_GIVEN TEXT_:
Anxiety Reframe

 

“Think of the brain as a hill covered in snow, and thoughts as sleds gliding down that hill. As one sled after another goes down the hill, a small number of main trails will appear in the snow. And every time a new sled goes down, it will be drawn into preexisting trails, almost like a magnet. In time it becomes more and more difficult to glide down the hill on any other path or in a different direction.”
- Mendel Kaelen

 
 

 

I recently released a new 5-day course on the Insight Timer app called Stop Anxiety through Psychological Openness, which is based upon the central metaphor of allowing “new snow” to fall over the preexisting trails referred to in the quote above. Those trails are built up over the course of a lifetime and can become very sticky means of moving away from discomfort. There isn’t necessarily any problem with using these familiar means of reducing discomfort, but if those means are negatively impacting your life (e.g., through addiction, persistent avoidance/isolation, reactivity, etc.), then it may be worthwhile to explore the possibility of allowing new snow to fill up these habitual trails.

_WHAT TO PRODUCE_:
Answer these questions about the anxiety reframe text:
1. In the quoted metaphor, what are thoughts compared to?
2. On which app was the new 5-day course released?
3. What examples does the text give of habitual means negatively impacting a person's life?

_INFORMATION PROVIDED_:
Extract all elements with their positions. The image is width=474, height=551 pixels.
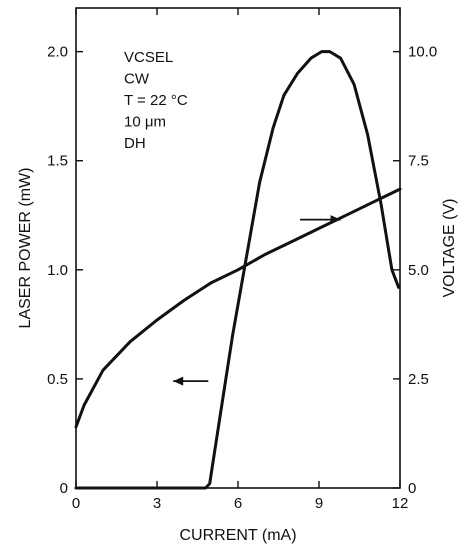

_ANSWER TO THE PROBLEM_:
1. Sleds gliding down a snow-covered hill.
2. The Insight Timer app.
3. Addiction, persistent avoidance/isolation, and reactivity.